== EXCERPTED RECORDS

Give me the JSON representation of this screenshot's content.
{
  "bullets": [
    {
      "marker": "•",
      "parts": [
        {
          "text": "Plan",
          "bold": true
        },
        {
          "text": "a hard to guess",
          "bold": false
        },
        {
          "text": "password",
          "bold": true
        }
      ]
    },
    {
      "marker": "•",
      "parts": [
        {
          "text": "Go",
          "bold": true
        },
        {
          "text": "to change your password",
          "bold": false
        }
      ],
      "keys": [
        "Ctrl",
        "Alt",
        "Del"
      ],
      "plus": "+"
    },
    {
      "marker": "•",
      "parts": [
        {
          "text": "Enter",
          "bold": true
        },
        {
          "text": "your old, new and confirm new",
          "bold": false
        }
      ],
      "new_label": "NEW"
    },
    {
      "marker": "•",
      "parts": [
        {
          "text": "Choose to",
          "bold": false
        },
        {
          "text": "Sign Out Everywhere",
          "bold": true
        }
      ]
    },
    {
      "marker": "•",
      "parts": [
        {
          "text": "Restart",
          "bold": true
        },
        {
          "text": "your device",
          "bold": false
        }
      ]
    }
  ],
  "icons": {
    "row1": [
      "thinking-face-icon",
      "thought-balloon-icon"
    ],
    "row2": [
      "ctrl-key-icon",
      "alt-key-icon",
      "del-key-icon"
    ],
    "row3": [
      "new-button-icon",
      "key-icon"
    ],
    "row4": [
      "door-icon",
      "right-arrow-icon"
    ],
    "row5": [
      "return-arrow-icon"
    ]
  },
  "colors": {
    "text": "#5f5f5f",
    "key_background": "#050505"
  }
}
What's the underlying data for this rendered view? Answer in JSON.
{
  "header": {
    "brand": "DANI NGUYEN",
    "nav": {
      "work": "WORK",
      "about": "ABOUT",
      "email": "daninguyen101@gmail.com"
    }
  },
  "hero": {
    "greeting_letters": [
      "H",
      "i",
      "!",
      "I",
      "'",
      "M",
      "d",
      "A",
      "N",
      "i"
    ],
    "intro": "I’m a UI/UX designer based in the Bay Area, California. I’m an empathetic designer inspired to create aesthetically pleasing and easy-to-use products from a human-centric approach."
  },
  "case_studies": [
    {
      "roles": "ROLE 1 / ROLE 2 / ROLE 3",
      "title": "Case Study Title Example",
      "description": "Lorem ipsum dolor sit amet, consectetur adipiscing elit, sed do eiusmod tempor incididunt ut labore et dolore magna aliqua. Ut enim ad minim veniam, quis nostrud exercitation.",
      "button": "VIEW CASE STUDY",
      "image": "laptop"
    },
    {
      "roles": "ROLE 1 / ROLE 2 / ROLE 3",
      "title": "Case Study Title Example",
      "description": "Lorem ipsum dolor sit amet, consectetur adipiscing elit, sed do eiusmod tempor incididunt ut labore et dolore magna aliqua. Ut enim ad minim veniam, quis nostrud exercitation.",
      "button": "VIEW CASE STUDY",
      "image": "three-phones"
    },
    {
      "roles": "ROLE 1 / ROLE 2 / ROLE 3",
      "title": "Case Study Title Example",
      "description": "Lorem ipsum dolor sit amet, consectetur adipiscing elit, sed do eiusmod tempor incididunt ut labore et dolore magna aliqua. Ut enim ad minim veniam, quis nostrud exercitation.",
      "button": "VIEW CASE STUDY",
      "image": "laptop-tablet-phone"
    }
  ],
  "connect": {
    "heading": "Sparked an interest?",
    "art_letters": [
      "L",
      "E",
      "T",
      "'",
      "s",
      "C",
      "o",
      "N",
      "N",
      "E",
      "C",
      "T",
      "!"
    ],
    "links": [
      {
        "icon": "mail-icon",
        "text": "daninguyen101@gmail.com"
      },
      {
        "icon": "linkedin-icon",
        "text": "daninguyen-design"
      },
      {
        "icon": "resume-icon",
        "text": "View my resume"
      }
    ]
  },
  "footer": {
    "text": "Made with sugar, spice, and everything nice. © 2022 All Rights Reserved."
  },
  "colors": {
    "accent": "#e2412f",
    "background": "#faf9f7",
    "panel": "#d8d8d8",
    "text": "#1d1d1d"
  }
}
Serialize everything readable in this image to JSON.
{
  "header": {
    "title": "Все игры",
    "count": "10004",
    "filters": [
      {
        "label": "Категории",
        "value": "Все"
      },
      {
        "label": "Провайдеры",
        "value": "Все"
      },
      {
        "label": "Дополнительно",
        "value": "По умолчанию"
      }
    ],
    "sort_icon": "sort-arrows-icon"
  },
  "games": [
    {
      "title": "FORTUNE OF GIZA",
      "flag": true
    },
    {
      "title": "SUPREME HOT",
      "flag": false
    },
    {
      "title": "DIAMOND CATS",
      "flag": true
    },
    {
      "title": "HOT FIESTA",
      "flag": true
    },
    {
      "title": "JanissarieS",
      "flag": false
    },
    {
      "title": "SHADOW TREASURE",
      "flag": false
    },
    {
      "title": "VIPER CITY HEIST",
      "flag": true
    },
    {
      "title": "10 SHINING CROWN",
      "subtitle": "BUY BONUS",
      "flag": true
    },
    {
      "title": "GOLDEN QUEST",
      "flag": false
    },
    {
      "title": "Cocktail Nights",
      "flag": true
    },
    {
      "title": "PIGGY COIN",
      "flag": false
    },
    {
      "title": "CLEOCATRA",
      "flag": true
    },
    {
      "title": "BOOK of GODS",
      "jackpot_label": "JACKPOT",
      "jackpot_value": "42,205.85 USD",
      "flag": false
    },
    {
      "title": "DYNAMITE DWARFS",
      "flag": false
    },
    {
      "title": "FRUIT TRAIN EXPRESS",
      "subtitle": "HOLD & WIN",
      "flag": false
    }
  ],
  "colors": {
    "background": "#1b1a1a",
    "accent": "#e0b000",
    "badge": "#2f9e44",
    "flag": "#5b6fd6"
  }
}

====

▶ **EXERCISE DESCRIPTION**: Go back to the data above and please quote exactly, and only, the lines from the line with "Serialize everything readable" through its last line.

▶ **COMPLETE ANSWER**:
Serialize everything readable in this image to JSON.
{
  "header": {
    "title": "Все игры",
    "count": "10004",
    "filters": [
      {
        "label": "Категории",
        "value": "Все"
      },
      {
        "label": "Провайдеры",
        "value": "Все"
      },
      {
        "label": "Дополнительно",
        "value": "По умолчанию"
      }
    ],
    "sort_icon": "sort-arrows-icon"
  },
  "games": [
    {
      "title": "FORTUNE OF GIZA",
      "flag": true
    },
    {
      "title": "SUPREME HOT",
      "flag": false
    },
    {
      "title": "DIAMOND CATS",
      "flag": true
    },
    {
      "title": "HOT FIESTA",
      "flag": true
    },
    {
      "title": "JanissarieS",
      "flag": false
    },
    {
      "title": "SHADOW TREASURE",
      "flag": false
    },
    {
      "title": "VIPER CITY HEIST",
      "flag": true
    },
    {
      "title": "10 SHINING CROWN",
      "subtitle": "BUY BONUS",
      "flag": true
    },
    {
      "title": "GOLDEN QUEST",
      "flag": false
    },
    {
      "title": "Cocktail Nights",
      "flag": true
    },
    {
      "title": "PIGGY COIN",
      "flag": false
    },
    {
      "title": "CLEOCATRA",
      "flag": true
    },
    {
      "title": "BOOK of GODS",
      "jackpot_label": "JACKPOT",
      "jackpot_value": "42,205.85 USD",
      "flag": false
    },
    {
      "title": "DYNAMITE DWARFS",
      "flag": false
    },
    {
      "title": "FRUIT TRAIN EXPRESS",
      "subtitle": "HOLD & WIN",
      "flag": false
    }
  ],
  "colors": {
    "background": "#1b1a1a",
    "accent": "#e0b000",
    "badge": "#2f9e44",
    "flag": "#5b6fd6"
  }
}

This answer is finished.